TASK TO COMPLETE
Set down the material once more, exactly as it appears.

Data listing
****

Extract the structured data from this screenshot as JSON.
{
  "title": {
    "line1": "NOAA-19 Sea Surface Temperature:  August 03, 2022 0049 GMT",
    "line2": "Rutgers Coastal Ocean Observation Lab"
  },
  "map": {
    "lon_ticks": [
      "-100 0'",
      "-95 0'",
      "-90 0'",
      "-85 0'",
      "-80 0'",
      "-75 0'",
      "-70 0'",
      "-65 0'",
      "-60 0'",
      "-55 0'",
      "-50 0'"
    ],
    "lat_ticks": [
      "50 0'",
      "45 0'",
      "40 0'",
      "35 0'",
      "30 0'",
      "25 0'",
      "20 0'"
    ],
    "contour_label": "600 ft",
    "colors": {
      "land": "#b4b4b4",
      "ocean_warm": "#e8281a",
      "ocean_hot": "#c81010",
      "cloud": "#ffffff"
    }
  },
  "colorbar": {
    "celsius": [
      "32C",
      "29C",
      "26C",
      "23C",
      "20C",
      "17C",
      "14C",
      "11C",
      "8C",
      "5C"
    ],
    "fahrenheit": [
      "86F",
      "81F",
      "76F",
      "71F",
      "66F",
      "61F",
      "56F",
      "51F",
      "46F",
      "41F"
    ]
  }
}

****

COMPLETE RESPONSE
Extract the structured data from this screenshot as JSON.
{
  "title": {
    "line1": "NOAA-19 Sea Surface Temperature:  August 03, 2022 0049 GMT",
    "line2": "Rutgers Coastal Ocean Observation Lab"
  },
  "map": {
    "lon_ticks": [
      "-100 0'",
      "-95 0'",
      "-90 0'",
      "-85 0'",
      "-80 0'",
      "-75 0'",
      "-70 0'",
      "-65 0'",
      "-60 0'",
      "-55 0'",
      "-50 0'"
    ],
    "lat_ticks": [
      "50 0'",
      "45 0'",
      "40 0'",
      "35 0'",
      "30 0'",
      "25 0'",
      "20 0'"
    ],
    "contour_label": "600 ft",
    "colors": {
      "land": "#b4b4b4",
      "ocean_warm": "#e8281a",
      "ocean_hot": "#c81010",
      "cloud": "#ffffff"
    }
  },
  "colorbar": {
    "celsius": [
      "32C",
      "29C",
      "26C",
      "23C",
      "20C",
      "17C",
      "14C",
      "11C",
      "8C",
      "5C"
    ],
    "fahrenheit": [
      "86F",
      "81F",
      "76F",
      "71F",
      "66F",
      "61F",
      "56F",
      "51F",
      "46F",
      "41F"
    ]
  }
}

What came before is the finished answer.